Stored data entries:
● ● ● ●
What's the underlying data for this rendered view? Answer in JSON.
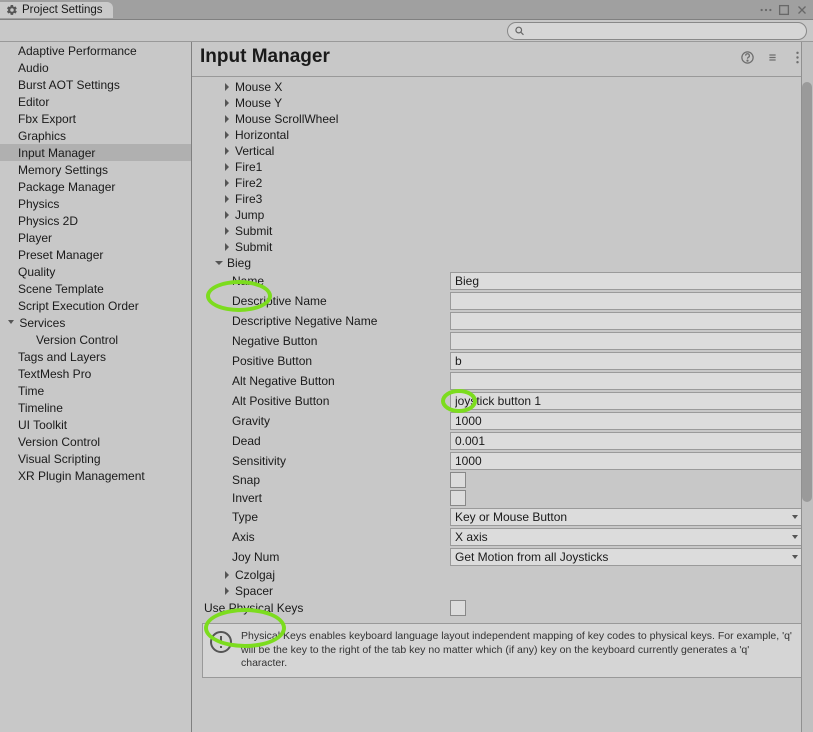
{
  "window": {
    "tab_title": "Project Settings"
  },
  "search": {
    "placeholder": ""
  },
  "sidebar": {
    "items": [
      {
        "label": "Adaptive Performance"
      },
      {
        "label": "Audio"
      },
      {
        "label": "Burst AOT Settings"
      },
      {
        "label": "Editor"
      },
      {
        "label": "Fbx Export"
      },
      {
        "label": "Graphics"
      },
      {
        "label": "Input Manager",
        "selected": true
      },
      {
        "label": "Memory Settings"
      },
      {
        "label": "Package Manager"
      },
      {
        "label": "Physics"
      },
      {
        "label": "Physics 2D"
      },
      {
        "label": "Player"
      },
      {
        "label": "Preset Manager"
      },
      {
        "label": "Quality"
      },
      {
        "label": "Scene Template"
      },
      {
        "label": "Script Execution Order"
      },
      {
        "label": "Services",
        "expandable": true
      },
      {
        "label": "Version Control",
        "child": true
      },
      {
        "label": "Tags and Layers"
      },
      {
        "label": "TextMesh Pro"
      },
      {
        "label": "Time"
      },
      {
        "label": "Timeline"
      },
      {
        "label": "UI Toolkit"
      },
      {
        "label": "Version Control"
      },
      {
        "label": "Visual Scripting"
      },
      {
        "label": "XR Plugin Management"
      }
    ]
  },
  "content": {
    "title": "Input Manager",
    "axes_collapsed": [
      "Mouse X",
      "Mouse Y",
      "Mouse ScrollWheel",
      "Horizontal",
      "Vertical",
      "Fire1",
      "Fire2",
      "Fire3",
      "Jump",
      "Submit",
      "Submit"
    ],
    "expanded_axis": {
      "name_label": "Bieg",
      "props": [
        {
          "label": "Name",
          "value": "Bieg",
          "type": "text"
        },
        {
          "label": "Descriptive Name",
          "value": "",
          "type": "text"
        },
        {
          "label": "Descriptive Negative Name",
          "value": "",
          "type": "text"
        },
        {
          "label": "Negative Button",
          "value": "",
          "type": "text"
        },
        {
          "label": "Positive Button",
          "value": "b",
          "type": "text"
        },
        {
          "label": "Alt Negative Button",
          "value": "",
          "type": "text"
        },
        {
          "label": "Alt Positive Button",
          "value": "joystick button 1",
          "type": "text"
        },
        {
          "label": "Gravity",
          "value": "1000",
          "type": "text"
        },
        {
          "label": "Dead",
          "value": "0.001",
          "type": "text"
        },
        {
          "label": "Sensitivity",
          "value": "1000",
          "type": "text"
        },
        {
          "label": "Snap",
          "value": "",
          "type": "checkbox"
        },
        {
          "label": "Invert",
          "value": "",
          "type": "checkbox"
        },
        {
          "label": "Type",
          "value": "Key or Mouse Button",
          "type": "select"
        },
        {
          "label": "Axis",
          "value": "X axis",
          "type": "select"
        },
        {
          "label": "Joy Num",
          "value": "Get Motion from all Joysticks",
          "type": "select"
        }
      ]
    },
    "axes_after": [
      "Czolgaj",
      "Spacer"
    ],
    "root_props": {
      "use_physical_keys_label": "Use Physical Keys"
    },
    "info": "Physical Keys enables keyboard language layout independent mapping of key codes to physical keys. For example, 'q' will be the key to the right of the tab key no matter which (if any) key on the keyboard currently generates a 'q' character."
  }
}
● ● ● ●
Pick out, from the lines above, every one that contains the string "Negative".

          "label": "Descriptive Negative Name",
          "label": "Negative Button",
          "label": "Alt Negative Button",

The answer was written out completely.